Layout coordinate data
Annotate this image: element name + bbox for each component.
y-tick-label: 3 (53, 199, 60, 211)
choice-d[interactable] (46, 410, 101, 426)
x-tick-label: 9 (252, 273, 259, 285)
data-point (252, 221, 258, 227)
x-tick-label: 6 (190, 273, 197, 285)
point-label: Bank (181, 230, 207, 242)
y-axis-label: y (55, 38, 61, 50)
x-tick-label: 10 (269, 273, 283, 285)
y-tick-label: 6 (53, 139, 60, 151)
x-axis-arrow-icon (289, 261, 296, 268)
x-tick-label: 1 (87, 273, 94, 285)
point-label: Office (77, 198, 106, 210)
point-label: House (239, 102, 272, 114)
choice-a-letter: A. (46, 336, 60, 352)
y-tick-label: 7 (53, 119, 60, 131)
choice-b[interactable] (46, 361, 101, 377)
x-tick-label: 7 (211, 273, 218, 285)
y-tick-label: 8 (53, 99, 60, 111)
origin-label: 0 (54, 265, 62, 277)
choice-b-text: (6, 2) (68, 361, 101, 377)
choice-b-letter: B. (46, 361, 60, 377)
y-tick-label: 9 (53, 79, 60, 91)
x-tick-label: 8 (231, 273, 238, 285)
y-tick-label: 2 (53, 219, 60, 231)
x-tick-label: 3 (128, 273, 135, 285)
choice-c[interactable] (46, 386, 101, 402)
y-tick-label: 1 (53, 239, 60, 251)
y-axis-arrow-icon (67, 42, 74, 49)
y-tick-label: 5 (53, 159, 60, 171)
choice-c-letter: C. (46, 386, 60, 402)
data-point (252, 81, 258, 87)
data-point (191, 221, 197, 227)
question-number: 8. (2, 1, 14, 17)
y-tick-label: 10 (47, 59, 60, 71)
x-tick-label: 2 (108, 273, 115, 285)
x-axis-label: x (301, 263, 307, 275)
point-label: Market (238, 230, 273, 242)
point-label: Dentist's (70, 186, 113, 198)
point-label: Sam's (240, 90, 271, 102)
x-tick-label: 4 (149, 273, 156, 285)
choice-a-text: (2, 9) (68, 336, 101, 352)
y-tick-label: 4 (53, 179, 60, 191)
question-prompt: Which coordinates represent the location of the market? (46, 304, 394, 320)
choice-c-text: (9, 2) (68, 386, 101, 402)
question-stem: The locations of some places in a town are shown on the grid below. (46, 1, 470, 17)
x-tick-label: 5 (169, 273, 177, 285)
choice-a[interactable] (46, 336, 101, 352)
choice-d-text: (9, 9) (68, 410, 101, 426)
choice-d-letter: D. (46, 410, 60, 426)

[TASK TO CARRY OUT]
Please lay out everything from the start of the listing down to and including the line containing "x-tick-label: 1 (87, 273, 94, 285)" as a Markdown table with the columns No. and Entry. Leave out any blank lines.

[IN RESPONSE]
| No. | Entry |
|---|---|
| 1 | Annotate this image: element name + bbox for each component. |
| 2 | y-tick-label: 3 (53, 199, 60, 211) |
| 3 | choice-d[interactable] (46, 410, 101, 426) |
| 4 | x-tick-label: 9 (252, 273, 259, 285) |
| 5 | data-point (252, 221, 258, 227) |
| 6 | x-tick-label: 6 (190, 273, 197, 285) |
| 7 | point-label: Bank (181, 230, 207, 242) |
| 8 | y-axis-label: y (55, 38, 61, 50) |
| 9 | x-tick-label: 10 (269, 273, 283, 285) |
| 10 | y-tick-label: 6 (53, 139, 60, 151) |
| 11 | x-axis-arrow-icon (289, 261, 296, 268) |
| 12 | x-tick-label: 1 (87, 273, 94, 285) |